(Records from a data source)
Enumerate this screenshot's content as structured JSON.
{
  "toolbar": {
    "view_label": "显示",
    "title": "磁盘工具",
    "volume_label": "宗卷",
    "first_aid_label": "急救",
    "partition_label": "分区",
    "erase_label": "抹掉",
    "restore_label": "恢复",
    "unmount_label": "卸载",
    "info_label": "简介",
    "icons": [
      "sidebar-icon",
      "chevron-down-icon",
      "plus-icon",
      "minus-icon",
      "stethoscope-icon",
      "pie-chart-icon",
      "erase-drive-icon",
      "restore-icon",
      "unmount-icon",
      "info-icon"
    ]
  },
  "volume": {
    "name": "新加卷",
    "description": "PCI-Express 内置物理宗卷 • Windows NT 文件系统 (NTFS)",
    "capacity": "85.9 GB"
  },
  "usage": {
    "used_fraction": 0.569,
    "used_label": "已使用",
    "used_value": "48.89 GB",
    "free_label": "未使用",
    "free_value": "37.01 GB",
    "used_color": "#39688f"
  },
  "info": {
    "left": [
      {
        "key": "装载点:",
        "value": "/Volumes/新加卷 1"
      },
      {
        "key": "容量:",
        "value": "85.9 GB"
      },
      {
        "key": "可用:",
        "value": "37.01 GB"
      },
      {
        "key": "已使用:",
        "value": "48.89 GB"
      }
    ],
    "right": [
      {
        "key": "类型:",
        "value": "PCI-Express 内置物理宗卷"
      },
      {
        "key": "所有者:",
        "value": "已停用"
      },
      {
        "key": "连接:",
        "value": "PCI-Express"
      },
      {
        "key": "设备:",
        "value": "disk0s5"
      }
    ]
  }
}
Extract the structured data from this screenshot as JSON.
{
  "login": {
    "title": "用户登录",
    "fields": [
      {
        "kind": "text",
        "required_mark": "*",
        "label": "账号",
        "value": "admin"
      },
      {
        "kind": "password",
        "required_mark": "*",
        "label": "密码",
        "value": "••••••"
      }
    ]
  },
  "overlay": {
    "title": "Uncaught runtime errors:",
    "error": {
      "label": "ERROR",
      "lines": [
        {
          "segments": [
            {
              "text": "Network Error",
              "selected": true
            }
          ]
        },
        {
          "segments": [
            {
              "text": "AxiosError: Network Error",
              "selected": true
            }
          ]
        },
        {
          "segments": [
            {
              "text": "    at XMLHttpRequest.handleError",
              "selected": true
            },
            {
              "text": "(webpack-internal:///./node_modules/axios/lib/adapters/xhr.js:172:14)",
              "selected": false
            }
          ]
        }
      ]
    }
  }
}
...
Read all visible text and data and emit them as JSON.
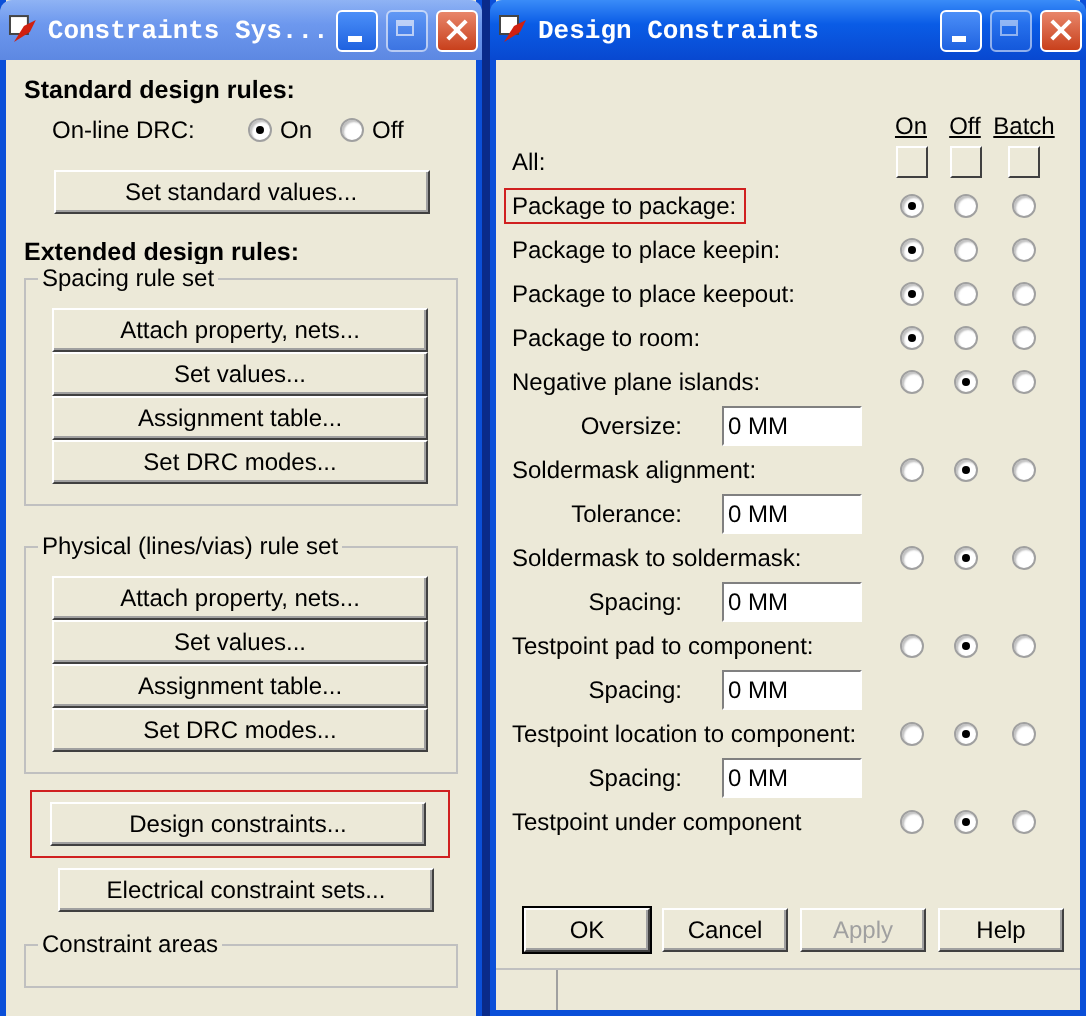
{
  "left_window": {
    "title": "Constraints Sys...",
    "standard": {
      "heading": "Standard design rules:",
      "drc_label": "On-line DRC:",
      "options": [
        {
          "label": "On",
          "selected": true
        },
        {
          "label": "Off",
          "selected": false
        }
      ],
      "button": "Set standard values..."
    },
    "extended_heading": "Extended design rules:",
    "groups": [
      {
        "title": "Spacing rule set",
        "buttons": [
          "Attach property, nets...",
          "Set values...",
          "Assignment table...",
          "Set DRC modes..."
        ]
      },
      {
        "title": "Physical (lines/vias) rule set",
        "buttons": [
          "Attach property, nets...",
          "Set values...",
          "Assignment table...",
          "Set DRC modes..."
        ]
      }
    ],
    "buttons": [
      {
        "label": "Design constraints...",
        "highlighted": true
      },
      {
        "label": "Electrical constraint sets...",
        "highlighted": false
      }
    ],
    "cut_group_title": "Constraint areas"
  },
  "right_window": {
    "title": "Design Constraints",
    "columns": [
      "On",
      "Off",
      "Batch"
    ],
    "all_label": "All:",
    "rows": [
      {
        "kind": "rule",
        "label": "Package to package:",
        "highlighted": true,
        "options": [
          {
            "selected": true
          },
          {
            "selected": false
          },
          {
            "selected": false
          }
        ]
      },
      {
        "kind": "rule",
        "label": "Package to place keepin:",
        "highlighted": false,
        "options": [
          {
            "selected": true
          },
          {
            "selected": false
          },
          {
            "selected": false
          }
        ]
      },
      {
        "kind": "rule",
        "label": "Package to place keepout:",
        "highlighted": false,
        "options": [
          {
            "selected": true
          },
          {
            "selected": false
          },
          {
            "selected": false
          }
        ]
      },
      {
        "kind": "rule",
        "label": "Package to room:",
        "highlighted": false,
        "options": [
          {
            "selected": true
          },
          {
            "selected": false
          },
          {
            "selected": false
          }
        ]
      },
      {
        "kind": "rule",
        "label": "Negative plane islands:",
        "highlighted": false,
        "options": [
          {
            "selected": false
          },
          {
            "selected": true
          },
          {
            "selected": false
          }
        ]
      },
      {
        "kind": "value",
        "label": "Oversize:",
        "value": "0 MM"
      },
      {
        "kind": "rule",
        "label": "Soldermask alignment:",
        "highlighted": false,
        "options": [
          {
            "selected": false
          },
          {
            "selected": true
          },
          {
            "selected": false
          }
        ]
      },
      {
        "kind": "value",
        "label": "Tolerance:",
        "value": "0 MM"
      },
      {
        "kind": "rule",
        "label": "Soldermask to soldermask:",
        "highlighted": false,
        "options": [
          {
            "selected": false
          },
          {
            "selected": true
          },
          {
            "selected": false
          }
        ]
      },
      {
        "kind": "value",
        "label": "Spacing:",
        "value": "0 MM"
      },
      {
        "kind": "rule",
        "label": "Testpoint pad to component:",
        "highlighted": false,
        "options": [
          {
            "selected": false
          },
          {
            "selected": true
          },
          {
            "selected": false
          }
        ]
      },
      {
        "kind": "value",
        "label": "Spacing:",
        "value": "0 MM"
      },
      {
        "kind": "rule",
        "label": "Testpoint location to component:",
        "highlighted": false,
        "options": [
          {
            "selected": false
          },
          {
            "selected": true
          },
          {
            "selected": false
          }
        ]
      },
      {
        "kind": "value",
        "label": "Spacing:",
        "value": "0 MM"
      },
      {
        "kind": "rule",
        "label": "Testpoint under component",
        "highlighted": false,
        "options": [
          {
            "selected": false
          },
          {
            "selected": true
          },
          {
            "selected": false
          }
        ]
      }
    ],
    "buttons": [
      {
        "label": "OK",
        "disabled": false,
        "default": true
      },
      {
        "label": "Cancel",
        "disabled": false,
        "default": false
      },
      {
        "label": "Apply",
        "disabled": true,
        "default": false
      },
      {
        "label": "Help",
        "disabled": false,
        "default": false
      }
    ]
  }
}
--
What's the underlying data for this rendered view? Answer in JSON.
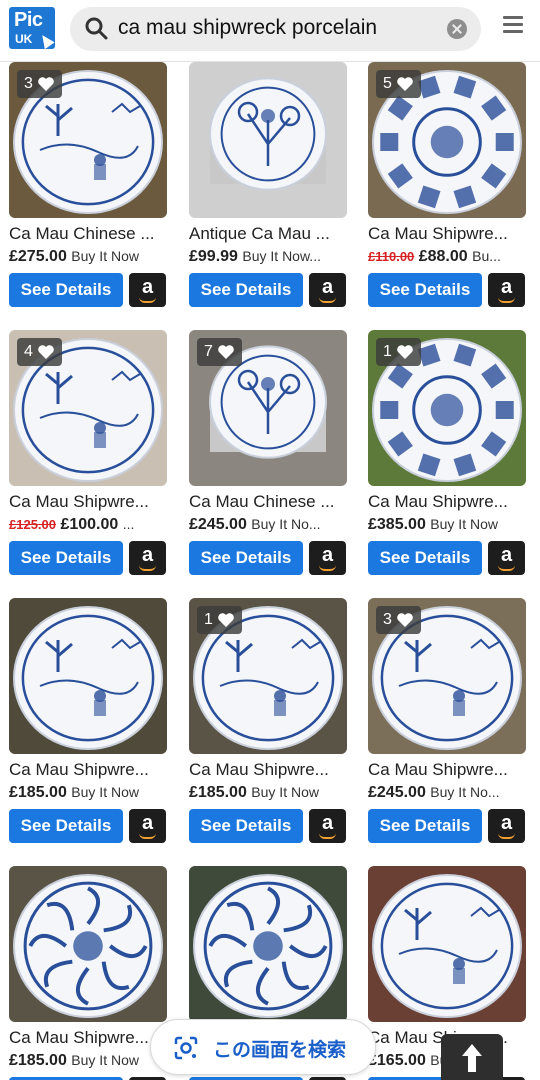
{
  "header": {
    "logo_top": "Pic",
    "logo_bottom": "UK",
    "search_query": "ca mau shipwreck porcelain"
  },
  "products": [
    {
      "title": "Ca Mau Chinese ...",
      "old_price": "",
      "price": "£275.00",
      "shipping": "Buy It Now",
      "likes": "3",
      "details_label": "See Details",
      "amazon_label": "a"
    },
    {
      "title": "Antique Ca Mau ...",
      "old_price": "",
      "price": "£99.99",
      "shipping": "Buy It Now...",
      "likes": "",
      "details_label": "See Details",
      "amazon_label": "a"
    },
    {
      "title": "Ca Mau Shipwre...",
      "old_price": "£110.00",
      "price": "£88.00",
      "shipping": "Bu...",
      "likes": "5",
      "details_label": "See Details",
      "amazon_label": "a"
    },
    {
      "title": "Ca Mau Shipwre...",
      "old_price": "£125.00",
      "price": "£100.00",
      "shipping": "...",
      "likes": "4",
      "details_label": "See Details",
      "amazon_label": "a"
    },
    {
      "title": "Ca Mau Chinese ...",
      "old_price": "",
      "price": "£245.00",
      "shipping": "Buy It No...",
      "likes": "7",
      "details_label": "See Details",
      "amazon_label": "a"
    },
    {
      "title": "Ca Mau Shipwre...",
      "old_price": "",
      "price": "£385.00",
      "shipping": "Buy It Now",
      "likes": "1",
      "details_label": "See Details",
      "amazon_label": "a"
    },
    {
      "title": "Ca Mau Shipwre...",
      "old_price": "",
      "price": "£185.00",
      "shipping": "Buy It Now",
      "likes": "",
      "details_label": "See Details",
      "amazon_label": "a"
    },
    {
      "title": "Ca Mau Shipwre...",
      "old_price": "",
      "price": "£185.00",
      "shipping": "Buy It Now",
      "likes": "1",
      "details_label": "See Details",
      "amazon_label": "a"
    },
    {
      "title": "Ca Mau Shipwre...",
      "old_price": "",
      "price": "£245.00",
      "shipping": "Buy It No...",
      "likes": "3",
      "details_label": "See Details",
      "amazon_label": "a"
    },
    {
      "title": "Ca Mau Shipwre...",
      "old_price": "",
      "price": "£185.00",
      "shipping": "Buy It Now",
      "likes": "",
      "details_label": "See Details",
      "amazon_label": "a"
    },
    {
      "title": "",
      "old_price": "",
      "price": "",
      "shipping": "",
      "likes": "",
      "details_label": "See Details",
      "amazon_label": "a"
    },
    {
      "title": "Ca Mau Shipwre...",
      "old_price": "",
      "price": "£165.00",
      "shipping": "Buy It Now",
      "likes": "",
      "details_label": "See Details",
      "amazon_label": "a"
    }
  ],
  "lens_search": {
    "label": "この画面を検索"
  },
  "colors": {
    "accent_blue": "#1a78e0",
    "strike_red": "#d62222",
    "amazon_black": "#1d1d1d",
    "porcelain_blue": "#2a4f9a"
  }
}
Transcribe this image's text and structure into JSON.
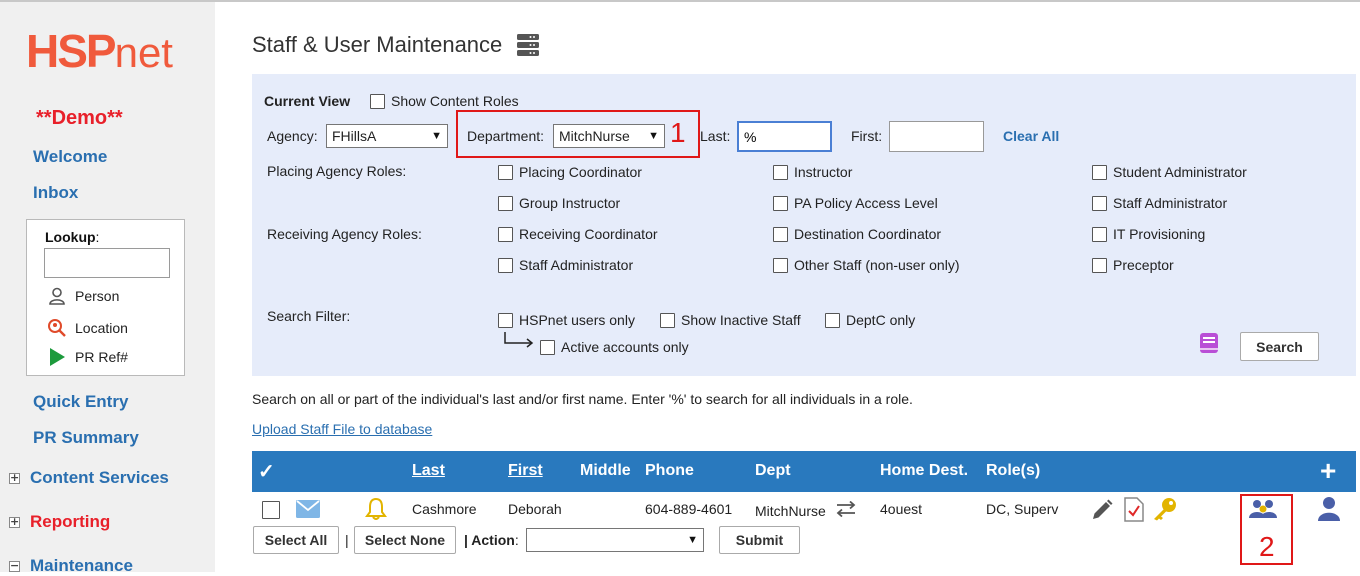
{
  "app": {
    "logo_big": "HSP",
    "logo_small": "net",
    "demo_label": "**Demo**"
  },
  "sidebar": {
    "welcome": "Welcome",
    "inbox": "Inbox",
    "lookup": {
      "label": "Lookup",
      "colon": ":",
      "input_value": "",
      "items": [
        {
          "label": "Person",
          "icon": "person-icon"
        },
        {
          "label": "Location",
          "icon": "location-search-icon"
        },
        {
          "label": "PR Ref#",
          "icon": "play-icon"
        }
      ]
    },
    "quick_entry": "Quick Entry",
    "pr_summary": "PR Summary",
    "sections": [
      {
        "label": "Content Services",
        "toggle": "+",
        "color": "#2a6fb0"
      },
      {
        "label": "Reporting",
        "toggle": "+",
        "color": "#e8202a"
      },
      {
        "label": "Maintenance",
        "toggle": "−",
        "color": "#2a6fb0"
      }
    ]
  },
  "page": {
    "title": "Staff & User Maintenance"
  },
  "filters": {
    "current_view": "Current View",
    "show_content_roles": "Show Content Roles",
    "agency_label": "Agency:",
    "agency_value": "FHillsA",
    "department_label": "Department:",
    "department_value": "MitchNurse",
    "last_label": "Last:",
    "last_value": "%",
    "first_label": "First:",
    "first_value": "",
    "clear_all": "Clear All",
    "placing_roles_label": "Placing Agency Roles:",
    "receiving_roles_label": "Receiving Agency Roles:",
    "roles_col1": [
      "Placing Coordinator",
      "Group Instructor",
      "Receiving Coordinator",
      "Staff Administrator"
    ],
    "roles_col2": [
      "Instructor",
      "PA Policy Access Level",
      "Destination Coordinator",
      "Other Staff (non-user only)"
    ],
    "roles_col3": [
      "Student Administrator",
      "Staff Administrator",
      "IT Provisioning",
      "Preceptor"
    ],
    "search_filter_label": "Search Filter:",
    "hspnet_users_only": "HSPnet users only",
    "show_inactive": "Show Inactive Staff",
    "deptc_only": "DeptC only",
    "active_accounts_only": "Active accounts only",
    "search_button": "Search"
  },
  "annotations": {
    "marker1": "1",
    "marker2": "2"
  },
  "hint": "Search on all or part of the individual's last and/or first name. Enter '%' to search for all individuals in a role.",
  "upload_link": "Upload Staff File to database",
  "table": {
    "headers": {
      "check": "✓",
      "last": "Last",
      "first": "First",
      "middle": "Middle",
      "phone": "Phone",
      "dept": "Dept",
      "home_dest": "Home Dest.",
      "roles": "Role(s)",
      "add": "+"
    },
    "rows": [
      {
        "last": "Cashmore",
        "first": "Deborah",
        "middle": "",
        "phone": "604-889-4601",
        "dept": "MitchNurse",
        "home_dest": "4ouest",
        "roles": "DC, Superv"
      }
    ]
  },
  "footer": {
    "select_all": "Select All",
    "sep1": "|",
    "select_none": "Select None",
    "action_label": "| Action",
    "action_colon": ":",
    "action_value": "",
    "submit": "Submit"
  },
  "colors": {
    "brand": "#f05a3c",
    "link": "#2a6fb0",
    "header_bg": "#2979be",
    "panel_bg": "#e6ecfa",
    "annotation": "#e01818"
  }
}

■ **Written problem**
Using the listing above, return all lines where the word "text" occurs.

■ **The solution**
        "kind": "text",
              "text": "Network Error",
              "text": "AxiosError: Network Error",
              "text": "    at XMLHttpRequest.handleError",
              "text": "(webpack-internal:///./node_modules/axios/lib/adapters/xhr.js:172:14)",
Read all visible text and data and emit them as JSON.
Transcribe this image's text and structure into JSON.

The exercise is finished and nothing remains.